Task brief:
Write out all the lines again, precisely as they stand, but without the images.

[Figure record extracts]
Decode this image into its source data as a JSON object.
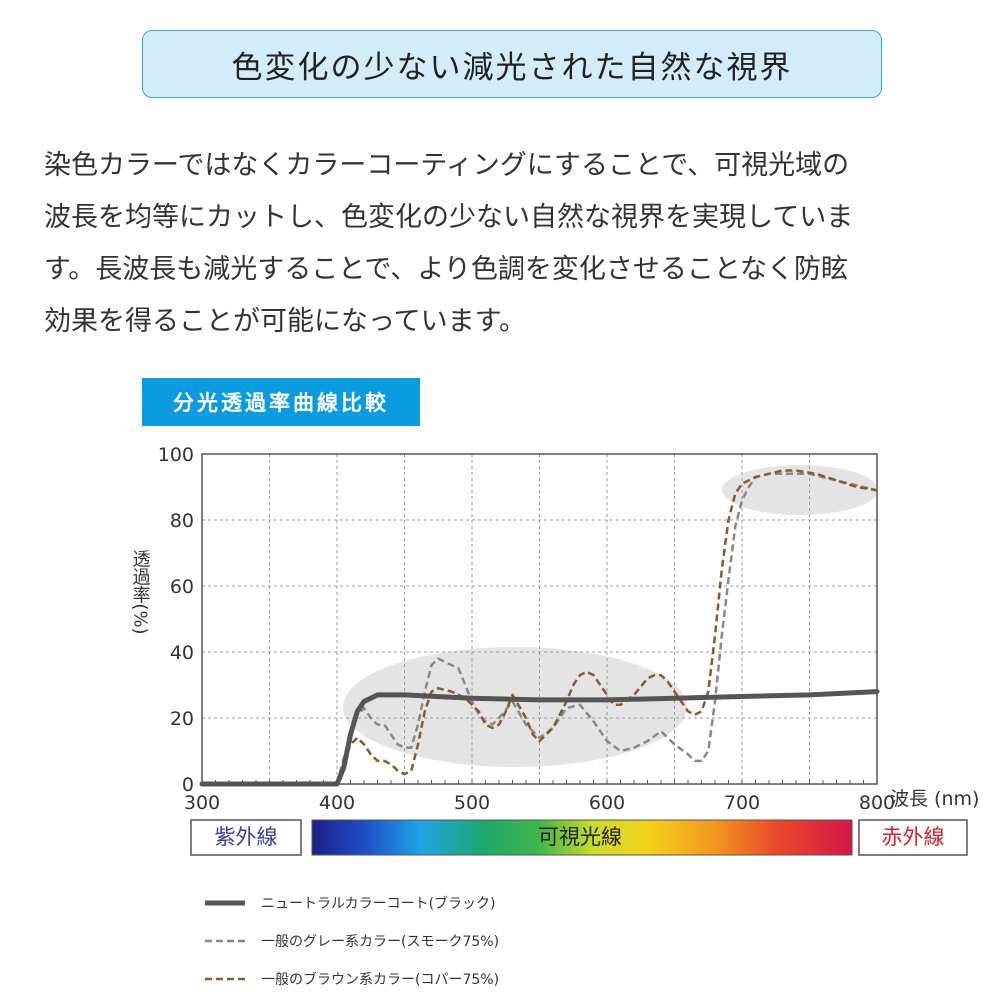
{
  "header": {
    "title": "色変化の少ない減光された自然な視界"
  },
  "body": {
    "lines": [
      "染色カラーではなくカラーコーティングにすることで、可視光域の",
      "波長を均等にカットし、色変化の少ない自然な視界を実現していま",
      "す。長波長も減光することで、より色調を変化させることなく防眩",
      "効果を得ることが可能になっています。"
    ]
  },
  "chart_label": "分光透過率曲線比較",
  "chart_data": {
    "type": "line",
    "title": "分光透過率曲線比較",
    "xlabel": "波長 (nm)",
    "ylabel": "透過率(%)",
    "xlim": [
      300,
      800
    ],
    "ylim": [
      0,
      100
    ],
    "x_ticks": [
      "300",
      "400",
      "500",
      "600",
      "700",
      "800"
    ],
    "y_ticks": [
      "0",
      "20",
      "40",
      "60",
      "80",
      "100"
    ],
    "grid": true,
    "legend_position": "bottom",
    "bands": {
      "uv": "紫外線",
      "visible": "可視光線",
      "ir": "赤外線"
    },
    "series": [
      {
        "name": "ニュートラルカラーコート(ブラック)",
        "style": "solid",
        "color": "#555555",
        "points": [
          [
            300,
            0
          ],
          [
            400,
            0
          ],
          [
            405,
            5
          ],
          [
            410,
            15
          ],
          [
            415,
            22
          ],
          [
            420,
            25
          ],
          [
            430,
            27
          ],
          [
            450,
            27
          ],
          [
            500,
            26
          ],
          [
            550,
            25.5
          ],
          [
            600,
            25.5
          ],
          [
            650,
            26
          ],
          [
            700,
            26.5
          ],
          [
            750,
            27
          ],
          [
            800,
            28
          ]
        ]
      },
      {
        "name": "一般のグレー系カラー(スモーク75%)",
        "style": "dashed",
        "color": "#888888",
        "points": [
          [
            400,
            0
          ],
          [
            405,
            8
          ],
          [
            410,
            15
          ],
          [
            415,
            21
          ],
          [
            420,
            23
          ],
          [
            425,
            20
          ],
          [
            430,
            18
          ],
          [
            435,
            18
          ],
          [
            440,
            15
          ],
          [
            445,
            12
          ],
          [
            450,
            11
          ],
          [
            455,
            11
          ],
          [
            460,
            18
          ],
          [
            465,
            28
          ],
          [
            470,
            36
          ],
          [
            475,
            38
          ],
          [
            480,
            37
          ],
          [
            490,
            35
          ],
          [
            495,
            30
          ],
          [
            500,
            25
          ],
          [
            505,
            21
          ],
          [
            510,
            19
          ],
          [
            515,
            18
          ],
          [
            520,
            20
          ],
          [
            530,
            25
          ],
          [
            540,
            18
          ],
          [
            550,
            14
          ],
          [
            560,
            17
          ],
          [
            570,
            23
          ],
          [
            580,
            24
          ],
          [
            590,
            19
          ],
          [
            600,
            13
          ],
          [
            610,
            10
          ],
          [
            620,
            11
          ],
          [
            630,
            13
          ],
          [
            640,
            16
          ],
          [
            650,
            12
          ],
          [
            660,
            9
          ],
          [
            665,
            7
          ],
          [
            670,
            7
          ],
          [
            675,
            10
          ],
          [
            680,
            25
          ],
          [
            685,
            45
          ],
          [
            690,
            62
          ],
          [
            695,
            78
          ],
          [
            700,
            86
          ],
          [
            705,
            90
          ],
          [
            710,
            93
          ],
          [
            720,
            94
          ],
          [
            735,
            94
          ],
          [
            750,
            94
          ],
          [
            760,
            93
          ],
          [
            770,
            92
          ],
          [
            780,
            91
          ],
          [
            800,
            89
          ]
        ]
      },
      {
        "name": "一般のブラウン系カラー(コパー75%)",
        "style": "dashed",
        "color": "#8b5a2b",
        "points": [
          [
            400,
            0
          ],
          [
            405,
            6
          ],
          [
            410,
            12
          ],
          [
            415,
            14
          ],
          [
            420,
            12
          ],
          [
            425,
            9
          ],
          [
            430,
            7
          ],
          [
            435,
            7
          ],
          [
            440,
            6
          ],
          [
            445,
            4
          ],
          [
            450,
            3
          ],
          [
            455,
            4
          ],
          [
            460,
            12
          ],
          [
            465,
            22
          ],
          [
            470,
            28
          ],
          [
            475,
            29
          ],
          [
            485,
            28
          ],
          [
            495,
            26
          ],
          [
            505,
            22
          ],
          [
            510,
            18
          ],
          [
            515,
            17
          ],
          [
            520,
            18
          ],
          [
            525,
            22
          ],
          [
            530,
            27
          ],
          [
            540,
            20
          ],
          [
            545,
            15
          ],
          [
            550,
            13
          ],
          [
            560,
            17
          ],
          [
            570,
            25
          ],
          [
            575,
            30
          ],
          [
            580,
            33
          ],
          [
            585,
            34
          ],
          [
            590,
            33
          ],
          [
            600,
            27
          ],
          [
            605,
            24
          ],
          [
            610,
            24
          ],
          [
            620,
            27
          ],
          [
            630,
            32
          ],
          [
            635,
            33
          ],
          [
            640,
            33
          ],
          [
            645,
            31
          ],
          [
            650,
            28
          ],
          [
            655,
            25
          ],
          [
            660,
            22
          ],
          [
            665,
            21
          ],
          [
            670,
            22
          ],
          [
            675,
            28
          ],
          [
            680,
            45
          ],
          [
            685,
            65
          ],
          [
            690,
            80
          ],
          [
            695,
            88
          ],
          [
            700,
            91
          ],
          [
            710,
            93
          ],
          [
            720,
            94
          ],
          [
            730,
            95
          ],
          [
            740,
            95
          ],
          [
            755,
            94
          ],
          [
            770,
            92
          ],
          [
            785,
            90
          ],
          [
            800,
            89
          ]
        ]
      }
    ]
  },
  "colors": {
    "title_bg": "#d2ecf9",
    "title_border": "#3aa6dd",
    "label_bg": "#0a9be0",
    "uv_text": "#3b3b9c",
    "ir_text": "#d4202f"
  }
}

Task answer:
Decode this image into its source data as a JSON object.
{
  "header": {
    "title": "色変化の少ない減光された自然な視界"
  },
  "body": {
    "lines": [
      "染色カラーではなくカラーコーティングにすることで、可視光域の",
      "波長を均等にカットし、色変化の少ない自然な視界を実現していま",
      "す。長波長も減光することで、より色調を変化させることなく防眩",
      "効果を得ることが可能になっています。"
    ]
  },
  "chart_label": "分光透過率曲線比較",
  "chart_data": {
    "type": "line",
    "title": "分光透過率曲線比較",
    "xlabel": "波長 (nm)",
    "ylabel": "透過率(%)",
    "xlim": [
      300,
      800
    ],
    "ylim": [
      0,
      100
    ],
    "x_ticks": [
      "300",
      "400",
      "500",
      "600",
      "700",
      "800"
    ],
    "y_ticks": [
      "0",
      "20",
      "40",
      "60",
      "80",
      "100"
    ],
    "grid": true,
    "legend_position": "bottom",
    "bands": {
      "uv": "紫外線",
      "visible": "可視光線",
      "ir": "赤外線"
    },
    "series": [
      {
        "name": "ニュートラルカラーコート(ブラック)",
        "style": "solid",
        "color": "#555555",
        "points": [
          [
            300,
            0
          ],
          [
            400,
            0
          ],
          [
            405,
            5
          ],
          [
            410,
            15
          ],
          [
            415,
            22
          ],
          [
            420,
            25
          ],
          [
            430,
            27
          ],
          [
            450,
            27
          ],
          [
            500,
            26
          ],
          [
            550,
            25.5
          ],
          [
            600,
            25.5
          ],
          [
            650,
            26
          ],
          [
            700,
            26.5
          ],
          [
            750,
            27
          ],
          [
            800,
            28
          ]
        ]
      },
      {
        "name": "一般のグレー系カラー(スモーク75%)",
        "style": "dashed",
        "color": "#888888",
        "points": [
          [
            400,
            0
          ],
          [
            405,
            8
          ],
          [
            410,
            15
          ],
          [
            415,
            21
          ],
          [
            420,
            23
          ],
          [
            425,
            20
          ],
          [
            430,
            18
          ],
          [
            435,
            18
          ],
          [
            440,
            15
          ],
          [
            445,
            12
          ],
          [
            450,
            11
          ],
          [
            455,
            11
          ],
          [
            460,
            18
          ],
          [
            465,
            28
          ],
          [
            470,
            36
          ],
          [
            475,
            38
          ],
          [
            480,
            37
          ],
          [
            490,
            35
          ],
          [
            495,
            30
          ],
          [
            500,
            25
          ],
          [
            505,
            21
          ],
          [
            510,
            19
          ],
          [
            515,
            18
          ],
          [
            520,
            20
          ],
          [
            530,
            25
          ],
          [
            540,
            18
          ],
          [
            550,
            14
          ],
          [
            560,
            17
          ],
          [
            570,
            23
          ],
          [
            580,
            24
          ],
          [
            590,
            19
          ],
          [
            600,
            13
          ],
          [
            610,
            10
          ],
          [
            620,
            11
          ],
          [
            630,
            13
          ],
          [
            640,
            16
          ],
          [
            650,
            12
          ],
          [
            660,
            9
          ],
          [
            665,
            7
          ],
          [
            670,
            7
          ],
          [
            675,
            10
          ],
          [
            680,
            25
          ],
          [
            685,
            45
          ],
          [
            690,
            62
          ],
          [
            695,
            78
          ],
          [
            700,
            86
          ],
          [
            705,
            90
          ],
          [
            710,
            93
          ],
          [
            720,
            94
          ],
          [
            735,
            94
          ],
          [
            750,
            94
          ],
          [
            760,
            93
          ],
          [
            770,
            92
          ],
          [
            780,
            91
          ],
          [
            800,
            89
          ]
        ]
      },
      {
        "name": "一般のブラウン系カラー(コパー75%)",
        "style": "dashed",
        "color": "#8b5a2b",
        "points": [
          [
            400,
            0
          ],
          [
            405,
            6
          ],
          [
            410,
            12
          ],
          [
            415,
            14
          ],
          [
            420,
            12
          ],
          [
            425,
            9
          ],
          [
            430,
            7
          ],
          [
            435,
            7
          ],
          [
            440,
            6
          ],
          [
            445,
            4
          ],
          [
            450,
            3
          ],
          [
            455,
            4
          ],
          [
            460,
            12
          ],
          [
            465,
            22
          ],
          [
            470,
            28
          ],
          [
            475,
            29
          ],
          [
            485,
            28
          ],
          [
            495,
            26
          ],
          [
            505,
            22
          ],
          [
            510,
            18
          ],
          [
            515,
            17
          ],
          [
            520,
            18
          ],
          [
            525,
            22
          ],
          [
            530,
            27
          ],
          [
            540,
            20
          ],
          [
            545,
            15
          ],
          [
            550,
            13
          ],
          [
            560,
            17
          ],
          [
            570,
            25
          ],
          [
            575,
            30
          ],
          [
            580,
            33
          ],
          [
            585,
            34
          ],
          [
            590,
            33
          ],
          [
            600,
            27
          ],
          [
            605,
            24
          ],
          [
            610,
            24
          ],
          [
            620,
            27
          ],
          [
            630,
            32
          ],
          [
            635,
            33
          ],
          [
            640,
            33
          ],
          [
            645,
            31
          ],
          [
            650,
            28
          ],
          [
            655,
            25
          ],
          [
            660,
            22
          ],
          [
            665,
            21
          ],
          [
            670,
            22
          ],
          [
            675,
            28
          ],
          [
            680,
            45
          ],
          [
            685,
            65
          ],
          [
            690,
            80
          ],
          [
            695,
            88
          ],
          [
            700,
            91
          ],
          [
            710,
            93
          ],
          [
            720,
            94
          ],
          [
            730,
            95
          ],
          [
            740,
            95
          ],
          [
            755,
            94
          ],
          [
            770,
            92
          ],
          [
            785,
            90
          ],
          [
            800,
            89
          ]
        ]
      }
    ]
  },
  "colors": {
    "title_bg": "#d2ecf9",
    "title_border": "#3aa6dd",
    "label_bg": "#0a9be0",
    "uv_text": "#3b3b9c",
    "ir_text": "#d4202f"
  }
}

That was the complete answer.